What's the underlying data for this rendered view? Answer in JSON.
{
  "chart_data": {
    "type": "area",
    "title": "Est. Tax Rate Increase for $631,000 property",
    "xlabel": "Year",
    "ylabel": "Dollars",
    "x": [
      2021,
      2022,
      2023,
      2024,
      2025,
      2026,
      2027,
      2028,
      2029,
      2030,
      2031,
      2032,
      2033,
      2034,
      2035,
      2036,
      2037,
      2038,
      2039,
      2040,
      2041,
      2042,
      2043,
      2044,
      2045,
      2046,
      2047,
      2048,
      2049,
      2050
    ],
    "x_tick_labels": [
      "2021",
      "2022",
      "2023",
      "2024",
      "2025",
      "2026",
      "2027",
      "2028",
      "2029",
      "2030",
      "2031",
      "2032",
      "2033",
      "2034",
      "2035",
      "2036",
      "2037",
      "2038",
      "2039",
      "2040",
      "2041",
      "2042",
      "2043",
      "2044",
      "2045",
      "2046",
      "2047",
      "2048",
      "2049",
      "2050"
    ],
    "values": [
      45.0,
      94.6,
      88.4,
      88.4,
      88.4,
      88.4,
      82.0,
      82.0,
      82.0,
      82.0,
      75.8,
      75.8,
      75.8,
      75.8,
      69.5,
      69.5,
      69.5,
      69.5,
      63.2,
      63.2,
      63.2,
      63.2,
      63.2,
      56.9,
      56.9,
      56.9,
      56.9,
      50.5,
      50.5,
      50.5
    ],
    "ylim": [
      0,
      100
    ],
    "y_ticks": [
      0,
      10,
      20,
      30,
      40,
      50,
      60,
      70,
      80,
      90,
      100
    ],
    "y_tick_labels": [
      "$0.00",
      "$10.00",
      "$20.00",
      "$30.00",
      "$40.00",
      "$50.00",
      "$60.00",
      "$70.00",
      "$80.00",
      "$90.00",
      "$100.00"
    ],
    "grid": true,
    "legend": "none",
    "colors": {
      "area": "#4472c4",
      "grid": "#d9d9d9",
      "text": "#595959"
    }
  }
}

────────────────────

Return the listing above in full, character for character.

● EXPECTED ANSWER
What's the underlying data for this rendered view? Answer in JSON.
{
  "chart_data": {
    "type": "area",
    "title": "Est. Tax Rate Increase for $631,000 property",
    "xlabel": "Year",
    "ylabel": "Dollars",
    "x": [
      2021,
      2022,
      2023,
      2024,
      2025,
      2026,
      2027,
      2028,
      2029,
      2030,
      2031,
      2032,
      2033,
      2034,
      2035,
      2036,
      2037,
      2038,
      2039,
      2040,
      2041,
      2042,
      2043,
      2044,
      2045,
      2046,
      2047,
      2048,
      2049,
      2050
    ],
    "x_tick_labels": [
      "2021",
      "2022",
      "2023",
      "2024",
      "2025",
      "2026",
      "2027",
      "2028",
      "2029",
      "2030",
      "2031",
      "2032",
      "2033",
      "2034",
      "2035",
      "2036",
      "2037",
      "2038",
      "2039",
      "2040",
      "2041",
      "2042",
      "2043",
      "2044",
      "2045",
      "2046",
      "2047",
      "2048",
      "2049",
      "2050"
    ],
    "values": [
      45.0,
      94.6,
      88.4,
      88.4,
      88.4,
      88.4,
      82.0,
      82.0,
      82.0,
      82.0,
      75.8,
      75.8,
      75.8,
      75.8,
      69.5,
      69.5,
      69.5,
      69.5,
      63.2,
      63.2,
      63.2,
      63.2,
      63.2,
      56.9,
      56.9,
      56.9,
      56.9,
      50.5,
      50.5,
      50.5
    ],
    "ylim": [
      0,
      100
    ],
    "y_ticks": [
      0,
      10,
      20,
      30,
      40,
      50,
      60,
      70,
      80,
      90,
      100
    ],
    "y_tick_labels": [
      "$0.00",
      "$10.00",
      "$20.00",
      "$30.00",
      "$40.00",
      "$50.00",
      "$60.00",
      "$70.00",
      "$80.00",
      "$90.00",
      "$100.00"
    ],
    "grid": true,
    "legend": "none",
    "colors": {
      "area": "#4472c4",
      "grid": "#d9d9d9",
      "text": "#595959"
    }
  }
}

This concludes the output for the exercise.